Request:
Examine the records and identify each line that includes the string "text". Copy those lines.
— START Data excerpts —
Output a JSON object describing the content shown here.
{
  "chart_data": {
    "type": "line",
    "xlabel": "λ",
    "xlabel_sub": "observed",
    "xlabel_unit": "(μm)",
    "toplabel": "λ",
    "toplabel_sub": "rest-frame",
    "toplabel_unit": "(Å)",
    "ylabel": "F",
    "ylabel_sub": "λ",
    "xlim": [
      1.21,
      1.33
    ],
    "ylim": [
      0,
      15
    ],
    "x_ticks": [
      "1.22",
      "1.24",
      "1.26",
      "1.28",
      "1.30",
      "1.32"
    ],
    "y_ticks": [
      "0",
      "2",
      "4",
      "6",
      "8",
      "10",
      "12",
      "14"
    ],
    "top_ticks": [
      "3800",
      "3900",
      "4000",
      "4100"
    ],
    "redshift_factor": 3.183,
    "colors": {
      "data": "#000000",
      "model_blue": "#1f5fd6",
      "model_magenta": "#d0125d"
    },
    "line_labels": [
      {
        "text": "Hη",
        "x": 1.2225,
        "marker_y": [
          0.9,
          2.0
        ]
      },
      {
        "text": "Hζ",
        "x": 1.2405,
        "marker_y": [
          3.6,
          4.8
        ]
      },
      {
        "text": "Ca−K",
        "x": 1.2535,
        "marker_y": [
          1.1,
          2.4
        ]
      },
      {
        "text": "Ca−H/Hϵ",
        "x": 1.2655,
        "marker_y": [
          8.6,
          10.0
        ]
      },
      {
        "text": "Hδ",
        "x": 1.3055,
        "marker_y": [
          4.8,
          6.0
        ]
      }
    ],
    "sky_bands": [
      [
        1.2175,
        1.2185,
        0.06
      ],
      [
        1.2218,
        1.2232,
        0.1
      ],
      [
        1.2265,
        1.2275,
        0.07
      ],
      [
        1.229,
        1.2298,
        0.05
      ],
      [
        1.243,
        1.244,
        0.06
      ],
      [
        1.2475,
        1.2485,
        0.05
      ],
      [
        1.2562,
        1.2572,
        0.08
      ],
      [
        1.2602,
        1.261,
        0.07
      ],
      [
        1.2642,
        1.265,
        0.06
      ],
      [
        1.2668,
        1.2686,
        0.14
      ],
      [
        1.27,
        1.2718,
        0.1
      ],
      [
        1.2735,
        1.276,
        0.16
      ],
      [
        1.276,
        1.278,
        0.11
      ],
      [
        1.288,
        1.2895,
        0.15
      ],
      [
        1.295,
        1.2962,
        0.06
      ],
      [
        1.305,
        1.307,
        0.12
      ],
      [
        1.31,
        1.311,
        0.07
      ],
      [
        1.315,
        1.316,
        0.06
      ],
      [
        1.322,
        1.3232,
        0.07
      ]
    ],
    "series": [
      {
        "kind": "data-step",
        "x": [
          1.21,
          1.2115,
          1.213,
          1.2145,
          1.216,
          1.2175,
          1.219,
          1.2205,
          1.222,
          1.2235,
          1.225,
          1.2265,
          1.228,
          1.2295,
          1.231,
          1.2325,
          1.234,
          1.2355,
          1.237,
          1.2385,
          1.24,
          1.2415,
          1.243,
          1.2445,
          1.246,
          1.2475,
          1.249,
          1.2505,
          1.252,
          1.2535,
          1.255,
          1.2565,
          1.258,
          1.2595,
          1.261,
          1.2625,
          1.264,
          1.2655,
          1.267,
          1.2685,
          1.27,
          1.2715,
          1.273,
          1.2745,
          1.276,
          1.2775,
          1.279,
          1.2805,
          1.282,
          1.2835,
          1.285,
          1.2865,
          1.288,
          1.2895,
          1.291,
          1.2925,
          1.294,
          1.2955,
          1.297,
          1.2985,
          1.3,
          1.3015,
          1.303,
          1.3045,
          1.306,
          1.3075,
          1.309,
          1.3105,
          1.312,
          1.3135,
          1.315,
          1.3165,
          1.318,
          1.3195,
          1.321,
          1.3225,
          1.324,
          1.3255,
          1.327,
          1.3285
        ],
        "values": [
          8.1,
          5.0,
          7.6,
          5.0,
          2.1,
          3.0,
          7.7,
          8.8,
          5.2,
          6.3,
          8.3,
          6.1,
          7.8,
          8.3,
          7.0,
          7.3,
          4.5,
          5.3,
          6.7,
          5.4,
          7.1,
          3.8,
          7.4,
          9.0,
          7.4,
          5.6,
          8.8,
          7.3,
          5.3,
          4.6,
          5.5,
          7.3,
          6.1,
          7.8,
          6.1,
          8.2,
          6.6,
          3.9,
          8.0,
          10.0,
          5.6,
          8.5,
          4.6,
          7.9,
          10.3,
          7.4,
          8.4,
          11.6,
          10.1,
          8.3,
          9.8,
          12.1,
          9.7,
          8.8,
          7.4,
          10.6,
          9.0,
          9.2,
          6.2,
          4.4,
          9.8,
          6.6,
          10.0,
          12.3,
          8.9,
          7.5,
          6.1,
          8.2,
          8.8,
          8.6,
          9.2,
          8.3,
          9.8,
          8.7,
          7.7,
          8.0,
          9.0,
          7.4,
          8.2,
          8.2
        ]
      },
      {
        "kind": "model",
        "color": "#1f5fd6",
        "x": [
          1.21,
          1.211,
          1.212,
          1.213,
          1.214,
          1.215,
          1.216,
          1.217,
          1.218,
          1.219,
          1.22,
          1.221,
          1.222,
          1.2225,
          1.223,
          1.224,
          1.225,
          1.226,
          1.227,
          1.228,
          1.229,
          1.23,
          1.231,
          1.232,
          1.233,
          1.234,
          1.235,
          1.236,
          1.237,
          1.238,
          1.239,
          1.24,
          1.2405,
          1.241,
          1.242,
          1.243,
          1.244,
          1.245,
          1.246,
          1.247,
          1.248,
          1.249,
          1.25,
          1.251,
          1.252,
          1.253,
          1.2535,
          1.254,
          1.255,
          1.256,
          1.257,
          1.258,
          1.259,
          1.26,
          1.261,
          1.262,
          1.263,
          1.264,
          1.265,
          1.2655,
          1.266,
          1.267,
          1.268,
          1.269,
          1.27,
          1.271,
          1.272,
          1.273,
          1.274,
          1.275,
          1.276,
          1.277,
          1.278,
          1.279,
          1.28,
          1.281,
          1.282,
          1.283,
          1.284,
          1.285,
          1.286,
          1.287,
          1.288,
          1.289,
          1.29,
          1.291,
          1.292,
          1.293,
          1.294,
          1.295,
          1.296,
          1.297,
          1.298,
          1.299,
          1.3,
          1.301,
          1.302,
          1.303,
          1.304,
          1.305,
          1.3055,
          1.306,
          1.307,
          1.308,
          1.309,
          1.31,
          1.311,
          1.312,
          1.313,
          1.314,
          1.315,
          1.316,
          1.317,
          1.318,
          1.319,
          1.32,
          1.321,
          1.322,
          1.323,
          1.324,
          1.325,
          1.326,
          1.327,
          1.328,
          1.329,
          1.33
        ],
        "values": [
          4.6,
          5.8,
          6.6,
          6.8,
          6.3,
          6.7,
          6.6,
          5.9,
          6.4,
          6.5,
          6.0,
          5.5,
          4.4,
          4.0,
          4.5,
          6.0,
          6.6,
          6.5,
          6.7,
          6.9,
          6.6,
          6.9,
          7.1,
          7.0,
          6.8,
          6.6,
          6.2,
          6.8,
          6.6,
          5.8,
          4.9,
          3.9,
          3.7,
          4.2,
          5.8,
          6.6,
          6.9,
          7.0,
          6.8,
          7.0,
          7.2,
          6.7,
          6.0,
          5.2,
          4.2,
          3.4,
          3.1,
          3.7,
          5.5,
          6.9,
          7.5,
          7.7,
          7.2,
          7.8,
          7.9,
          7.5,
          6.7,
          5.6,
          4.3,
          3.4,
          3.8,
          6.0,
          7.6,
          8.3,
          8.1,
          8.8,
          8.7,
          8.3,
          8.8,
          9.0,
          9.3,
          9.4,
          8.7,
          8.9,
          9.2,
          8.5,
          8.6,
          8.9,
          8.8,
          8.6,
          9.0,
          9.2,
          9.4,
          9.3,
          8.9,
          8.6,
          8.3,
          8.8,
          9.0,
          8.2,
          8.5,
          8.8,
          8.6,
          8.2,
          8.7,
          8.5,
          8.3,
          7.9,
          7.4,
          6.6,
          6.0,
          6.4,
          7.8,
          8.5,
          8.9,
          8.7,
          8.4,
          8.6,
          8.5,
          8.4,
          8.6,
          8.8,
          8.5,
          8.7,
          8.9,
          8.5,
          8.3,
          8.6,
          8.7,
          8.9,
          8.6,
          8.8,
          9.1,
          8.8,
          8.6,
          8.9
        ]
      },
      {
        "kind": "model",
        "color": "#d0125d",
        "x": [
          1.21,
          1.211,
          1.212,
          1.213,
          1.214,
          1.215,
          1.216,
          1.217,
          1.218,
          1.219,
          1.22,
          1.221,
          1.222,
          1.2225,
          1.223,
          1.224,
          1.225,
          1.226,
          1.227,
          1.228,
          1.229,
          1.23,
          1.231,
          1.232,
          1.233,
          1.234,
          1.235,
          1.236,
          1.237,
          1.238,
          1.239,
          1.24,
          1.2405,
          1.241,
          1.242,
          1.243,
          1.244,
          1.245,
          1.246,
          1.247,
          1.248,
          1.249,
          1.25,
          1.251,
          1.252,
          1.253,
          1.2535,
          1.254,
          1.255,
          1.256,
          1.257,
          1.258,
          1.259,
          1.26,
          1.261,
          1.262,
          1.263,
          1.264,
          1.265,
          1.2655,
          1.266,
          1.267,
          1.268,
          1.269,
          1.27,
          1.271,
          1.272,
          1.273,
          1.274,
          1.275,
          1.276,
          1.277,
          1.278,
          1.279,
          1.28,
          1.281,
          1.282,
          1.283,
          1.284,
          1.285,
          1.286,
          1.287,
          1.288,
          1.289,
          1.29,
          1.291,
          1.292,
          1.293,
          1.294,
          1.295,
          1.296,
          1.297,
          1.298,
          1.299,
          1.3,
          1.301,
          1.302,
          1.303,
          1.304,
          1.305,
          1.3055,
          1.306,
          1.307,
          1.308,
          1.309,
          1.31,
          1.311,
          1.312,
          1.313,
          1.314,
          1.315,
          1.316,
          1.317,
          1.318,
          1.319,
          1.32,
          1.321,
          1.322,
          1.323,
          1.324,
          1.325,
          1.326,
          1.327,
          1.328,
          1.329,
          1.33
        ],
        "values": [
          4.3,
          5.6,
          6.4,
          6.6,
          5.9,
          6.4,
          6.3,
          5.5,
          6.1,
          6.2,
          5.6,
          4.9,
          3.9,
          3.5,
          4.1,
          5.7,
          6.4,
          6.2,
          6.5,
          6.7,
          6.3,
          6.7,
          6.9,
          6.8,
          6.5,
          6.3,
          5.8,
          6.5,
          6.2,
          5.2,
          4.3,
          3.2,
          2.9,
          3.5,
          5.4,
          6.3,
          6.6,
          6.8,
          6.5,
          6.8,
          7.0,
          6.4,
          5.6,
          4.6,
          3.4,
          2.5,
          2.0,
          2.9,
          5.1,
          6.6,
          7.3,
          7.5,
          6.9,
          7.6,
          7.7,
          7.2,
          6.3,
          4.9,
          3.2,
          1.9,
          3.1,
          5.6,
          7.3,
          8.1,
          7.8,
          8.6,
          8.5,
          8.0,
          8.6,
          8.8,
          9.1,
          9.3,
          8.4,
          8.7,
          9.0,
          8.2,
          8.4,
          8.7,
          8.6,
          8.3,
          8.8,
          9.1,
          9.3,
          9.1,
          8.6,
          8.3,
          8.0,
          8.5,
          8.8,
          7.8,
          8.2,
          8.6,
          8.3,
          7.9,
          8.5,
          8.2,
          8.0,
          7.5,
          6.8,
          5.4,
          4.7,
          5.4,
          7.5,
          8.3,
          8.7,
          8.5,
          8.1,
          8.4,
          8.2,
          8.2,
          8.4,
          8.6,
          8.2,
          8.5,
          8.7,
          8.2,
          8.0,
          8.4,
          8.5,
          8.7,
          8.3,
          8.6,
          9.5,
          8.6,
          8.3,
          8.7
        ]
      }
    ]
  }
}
— END Data excerpts —
Reply:
        "text": "Hη",
        "text": "Hζ",
        "text": "Ca−K",
        "text": "Ca−H/Hϵ",
        "text": "Hδ",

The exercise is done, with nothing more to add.